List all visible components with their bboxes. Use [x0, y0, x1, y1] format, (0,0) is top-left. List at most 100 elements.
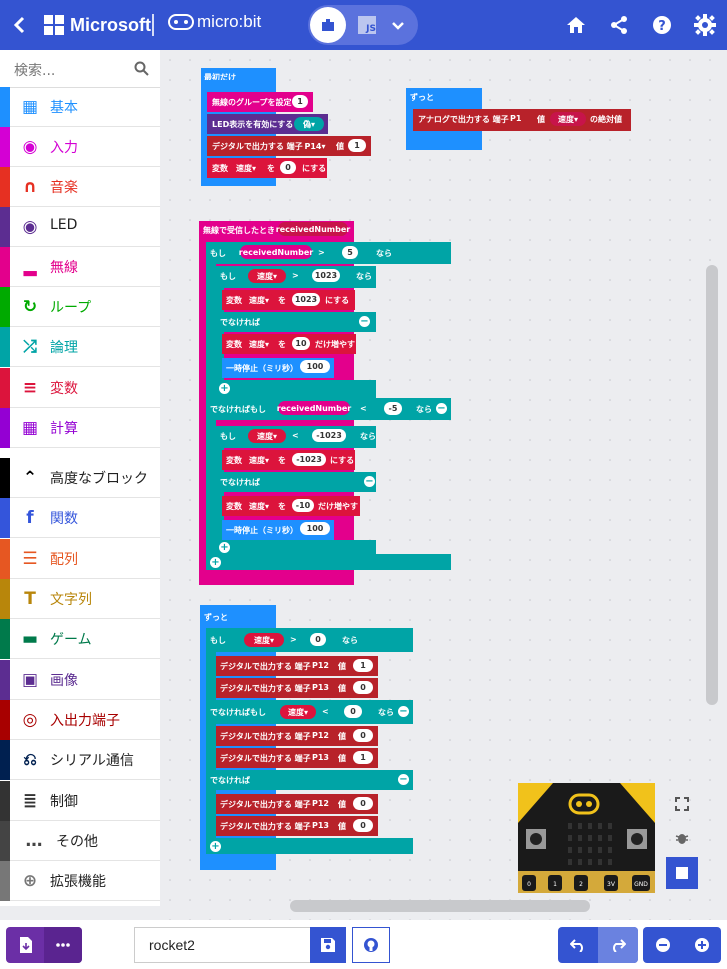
speed-reporter[interactable]: 速度 ▾ [248, 269, 286, 283]
settings-gear-icon[interactable] [689, 9, 721, 41]
javascript-mode-button[interactable]: JS [358, 16, 376, 34]
variable-dropdown[interactable]: 速度 ▾ [244, 499, 274, 513]
redo-icon[interactable] [598, 927, 638, 963]
zoom-out-icon[interactable] [643, 927, 682, 963]
category-3[interactable]: ◉ LED [0, 207, 160, 247]
remove-elseif-icon[interactable]: − [398, 706, 409, 717]
category-13[interactable]: ▬ ゲーム [0, 619, 160, 659]
forever2-if-spine[interactable] [206, 652, 216, 852]
speed-reporter[interactable]: 速度 ▾ [248, 429, 286, 443]
value-field[interactable]: 0 [344, 705, 362, 718]
undo-icon[interactable] [558, 927, 598, 963]
value-field[interactable]: -1023 [312, 429, 346, 442]
value-field[interactable]: 1023 [312, 269, 340, 282]
category-15[interactable]: ◎ 入出力端子 [0, 700, 160, 740]
value-field[interactable]: 100 [300, 360, 330, 373]
share-icon[interactable] [603, 9, 635, 41]
forever2-if-footer[interactable] [206, 838, 413, 854]
microsoft-logo[interactable]: Microsoft [44, 12, 151, 38]
value-field[interactable]: 0 [310, 633, 326, 646]
category-7[interactable]: ≡ 変数 [0, 368, 160, 408]
workspace-horizontal-scrollbar[interactable] [290, 900, 590, 912]
remove-elseif-icon[interactable]: − [436, 403, 447, 414]
category-6[interactable]: ⤮ 論理 [0, 327, 160, 367]
category-16[interactable]: ⎌ シリアル通信 [0, 740, 160, 780]
stop-simulator-button[interactable] [666, 857, 698, 889]
dropdown-text: 速度 [235, 163, 252, 173]
speed-reporter[interactable]: 速度 ▾ [244, 633, 284, 647]
value-field[interactable]: 100 [300, 522, 330, 535]
category-4[interactable]: ▂ 無線 [0, 247, 160, 287]
value-field[interactable]: -1023 [292, 453, 326, 466]
param-received-number[interactable]: receivedNumber [276, 222, 350, 236]
add-else-icon[interactable]: + [219, 542, 230, 553]
led-enable-dropdown[interactable]: 偽 ▾ [294, 117, 324, 131]
received-number-reporter[interactable]: receivedNumber [239, 245, 313, 259]
value-field[interactable]: 0 [353, 729, 373, 742]
if-inner-1-footer[interactable] [216, 380, 376, 400]
value-field[interactable]: 1 [348, 139, 366, 152]
category-12[interactable]: T 文字列 [0, 579, 160, 619]
remove-else-icon[interactable]: − [398, 774, 409, 785]
value-field[interactable]: 0 [353, 797, 373, 810]
add-else-icon[interactable]: + [210, 557, 221, 568]
github-button[interactable] [352, 927, 390, 963]
speed-reporter[interactable]: 速度 ▾ [280, 705, 316, 719]
add-else-icon[interactable]: + [219, 383, 230, 394]
chevron-down-icon: ▾ [303, 707, 308, 717]
debug-bug-icon[interactable] [664, 821, 700, 855]
value-field[interactable]: -10 [292, 499, 314, 512]
workspace-vertical-scrollbar[interactable] [706, 265, 718, 705]
microbit-logo[interactable]: micro:bit [168, 12, 261, 32]
fullscreen-icon[interactable] [664, 787, 700, 821]
value-field[interactable]: 10 [292, 337, 310, 350]
project-name-input[interactable] [134, 927, 310, 963]
toolbox-search[interactable]: 検索... [0, 50, 160, 88]
variable-dropdown[interactable]: 速度 ▾ [244, 337, 274, 351]
variable-dropdown[interactable]: 速度 ▾ [231, 161, 261, 175]
value-field[interactable]: 0 [353, 819, 373, 832]
pin-dropdown[interactable]: P14 ▾ [303, 139, 327, 153]
category-2[interactable]: ∩ 音楽 [0, 167, 160, 207]
home-icon[interactable] [560, 9, 592, 41]
remove-else-icon[interactable]: − [359, 316, 370, 327]
category-toggle-icon: ◉ [22, 217, 38, 237]
save-button[interactable] [310, 927, 346, 963]
zoom-in-icon[interactable] [682, 927, 721, 963]
category-11[interactable]: ☰ 配列 [0, 539, 160, 579]
value-field[interactable]: 0 [353, 681, 373, 694]
category-0[interactable]: ▦ 基本 [0, 87, 160, 127]
value-field[interactable]: 1 [353, 751, 373, 764]
dropdown-text: 速度 [256, 271, 273, 281]
back-icon[interactable] [4, 9, 36, 41]
search-icon[interactable] [134, 61, 149, 76]
value-field[interactable]: 1 [353, 659, 373, 672]
variable-dropdown[interactable]: 速度 ▾ [244, 293, 274, 307]
help-icon[interactable]: ? [646, 9, 678, 41]
microbit-simulator[interactable]: 0 1 2 3V GND [518, 783, 655, 893]
category-10[interactable]: f 関数 [0, 498, 160, 538]
variable-dropdown[interactable]: 速度 ▾ [244, 453, 274, 467]
value-field[interactable]: -5 [384, 402, 402, 415]
more-options-icon[interactable] [44, 927, 82, 963]
if-outer-footer[interactable] [206, 554, 451, 570]
add-else-icon[interactable]: + [210, 841, 221, 852]
blocks-mode-button[interactable] [310, 7, 346, 43]
category-14[interactable]: ▣ 画像 [0, 660, 160, 700]
category-8[interactable]: ▦ 計算 [0, 408, 160, 448]
remove-else-icon[interactable]: − [364, 476, 375, 487]
category-9[interactable]: ⌃ 高度なブロック [0, 458, 160, 498]
language-dropdown-icon[interactable] [388, 15, 408, 39]
category-17[interactable]: ≣ 制御 [0, 781, 160, 821]
category-18[interactable]: … その他 [0, 821, 160, 861]
value-field[interactable]: 5 [342, 246, 358, 259]
abs-variable-dropdown[interactable]: 速度 ▾ [550, 112, 586, 126]
download-button[interactable] [6, 927, 82, 963]
value-field[interactable]: 1 [292, 95, 308, 108]
category-19[interactable]: ⊕ 拡張機能 [0, 861, 160, 901]
received-number-reporter[interactable]: receivedNumber [277, 401, 351, 415]
value-field[interactable]: 0 [280, 161, 296, 174]
category-5[interactable]: ↻ ループ [0, 287, 160, 327]
value-field[interactable]: 1023 [292, 293, 320, 306]
category-1[interactable]: ◉ 入力 [0, 127, 160, 167]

____________

Reproduce the data above word for word, leaving out the pictures.

ANSWER FOR THE TASK →
List all visible components with their bboxes. Use [x0, y0, x1, y1] format, (0,0) is top-left. List at most 100 elements.
speed-reporter[interactable]: 速度 ▾ [248, 269, 286, 283]
settings-gear-icon[interactable] [689, 9, 721, 41]
javascript-mode-button[interactable]: JS [358, 16, 376, 34]
variable-dropdown[interactable]: 速度 ▾ [244, 499, 274, 513]
redo-icon[interactable] [598, 927, 638, 963]
zoom-out-icon[interactable] [643, 927, 682, 963]
category-3[interactable]: ◉ LED [0, 207, 160, 247]
remove-elseif-icon[interactable]: − [398, 706, 409, 717]
category-13[interactable]: ▬ ゲーム [0, 619, 160, 659]
forever2-if-spine[interactable] [206, 652, 216, 852]
speed-reporter[interactable]: 速度 ▾ [248, 429, 286, 443]
value-field[interactable]: 0 [344, 705, 362, 718]
undo-icon[interactable] [558, 927, 598, 963]
value-field[interactable]: -1023 [312, 429, 346, 442]
value-field[interactable]: 1023 [312, 269, 340, 282]
category-15[interactable]: ◎ 入出力端子 [0, 700, 160, 740]
value-field[interactable]: 100 [300, 360, 330, 373]
share-icon[interactable] [603, 9, 635, 41]
forever2-if-footer[interactable] [206, 838, 413, 854]
microsoft-logo[interactable]: Microsoft [44, 12, 151, 38]
value-field[interactable]: 0 [310, 633, 326, 646]
category-7[interactable]: ≡ 変数 [0, 368, 160, 408]
workspace-horizontal-scrollbar[interactable] [290, 900, 590, 912]
remove-elseif-icon[interactable]: − [436, 403, 447, 414]
category-6[interactable]: ⤮ 論理 [0, 327, 160, 367]
category-16[interactable]: ⎌ シリアル通信 [0, 740, 160, 780]
stop-simulator-button[interactable] [666, 857, 698, 889]
dropdown-text: 速度 [235, 163, 252, 173]
speed-reporter[interactable]: 速度 ▾ [244, 633, 284, 647]
value-field[interactable]: 100 [300, 522, 330, 535]
category-4[interactable]: ▂ 無線 [0, 247, 160, 287]
value-field[interactable]: -1023 [292, 453, 326, 466]
param-received-number[interactable]: receivedNumber [276, 222, 350, 236]
add-else-icon[interactable]: + [219, 542, 230, 553]
led-enable-dropdown[interactable]: 偽 ▾ [294, 117, 324, 131]
received-number-reporter[interactable]: receivedNumber [239, 245, 313, 259]
value-field[interactable]: 0 [353, 729, 373, 742]
if-inner-1-footer[interactable] [216, 380, 376, 400]
value-field[interactable]: 1 [348, 139, 366, 152]
category-12[interactable]: T 文字列 [0, 579, 160, 619]
remove-else-icon[interactable]: − [398, 774, 409, 785]
value-field[interactable]: 0 [353, 797, 373, 810]
add-else-icon[interactable]: + [210, 557, 221, 568]
github-button[interactable] [352, 927, 390, 963]
speed-reporter[interactable]: 速度 ▾ [280, 705, 316, 719]
add-else-icon[interactable]: + [219, 383, 230, 394]
chevron-down-icon: ▾ [303, 707, 308, 717]
debug-bug-icon[interactable] [664, 821, 700, 855]
value-field[interactable]: -10 [292, 499, 314, 512]
workspace-vertical-scrollbar[interactable] [706, 265, 718, 705]
microbit-logo[interactable]: micro:bit [168, 12, 261, 32]
fullscreen-icon[interactable] [664, 787, 700, 821]
value-field[interactable]: 10 [292, 337, 310, 350]
project-name-input[interactable] [134, 927, 310, 963]
toolbox-search[interactable]: 検索... [0, 50, 160, 88]
variable-dropdown[interactable]: 速度 ▾ [244, 337, 274, 351]
variable-dropdown[interactable]: 速度 ▾ [231, 161, 261, 175]
value-field[interactable]: 0 [353, 819, 373, 832]
pin-dropdown[interactable]: P14 ▾ [303, 139, 327, 153]
category-2[interactable]: ∩ 音楽 [0, 167, 160, 207]
home-icon[interactable] [560, 9, 592, 41]
remove-else-icon[interactable]: − [359, 316, 370, 327]
category-toggle-icon: ◉ [22, 217, 38, 237]
save-button[interactable] [310, 927, 346, 963]
zoom-in-icon[interactable] [682, 927, 721, 963]
category-11[interactable]: ☰ 配列 [0, 539, 160, 579]
value-field[interactable]: 0 [353, 681, 373, 694]
category-0[interactable]: ▦ 基本 [0, 87, 160, 127]
value-field[interactable]: 1 [353, 751, 373, 764]
dropdown-text: 速度 [256, 271, 273, 281]
back-icon[interactable] [4, 9, 36, 41]
search-icon[interactable] [134, 61, 149, 76]
value-field[interactable]: 1 [353, 659, 373, 672]
variable-dropdown[interactable]: 速度 ▾ [244, 293, 274, 307]
help-icon[interactable]: ? [646, 9, 678, 41]
microbit-simulator[interactable]: 0 1 2 3V GND [518, 783, 655, 893]
category-10[interactable]: f 関数 [0, 498, 160, 538]
variable-dropdown[interactable]: 速度 ▾ [244, 453, 274, 467]
value-field[interactable]: -5 [384, 402, 402, 415]
more-options-icon[interactable] [44, 927, 82, 963]
if-outer-footer[interactable] [206, 554, 451, 570]
add-else-icon[interactable]: + [210, 841, 221, 852]
blocks-mode-button[interactable] [310, 7, 346, 43]
category-14[interactable]: ▣ 画像 [0, 660, 160, 700]
category-8[interactable]: ▦ 計算 [0, 408, 160, 448]
remove-else-icon[interactable]: − [364, 476, 375, 487]
category-9[interactable]: ⌃ 高度なブロック [0, 458, 160, 498]
language-dropdown-icon[interactable] [388, 15, 408, 39]
category-17[interactable]: ≣ 制御 [0, 781, 160, 821]
category-18[interactable]: … その他 [0, 821, 160, 861]
value-field[interactable]: 5 [342, 246, 358, 259]
abs-variable-dropdown[interactable]: 速度 ▾ [550, 112, 586, 126]
download-button[interactable] [6, 927, 82, 963]
value-field[interactable]: 1 [292, 95, 308, 108]
category-19[interactable]: ⊕ 拡張機能 [0, 861, 160, 901]
received-number-reporter[interactable]: receivedNumber [277, 401, 351, 415]
value-field[interactable]: 0 [280, 161, 296, 174]
category-5[interactable]: ↻ ループ [0, 287, 160, 327]
value-field[interactable]: 1023 [292, 293, 320, 306]
category-1[interactable]: ◉ 入力 [0, 127, 160, 167]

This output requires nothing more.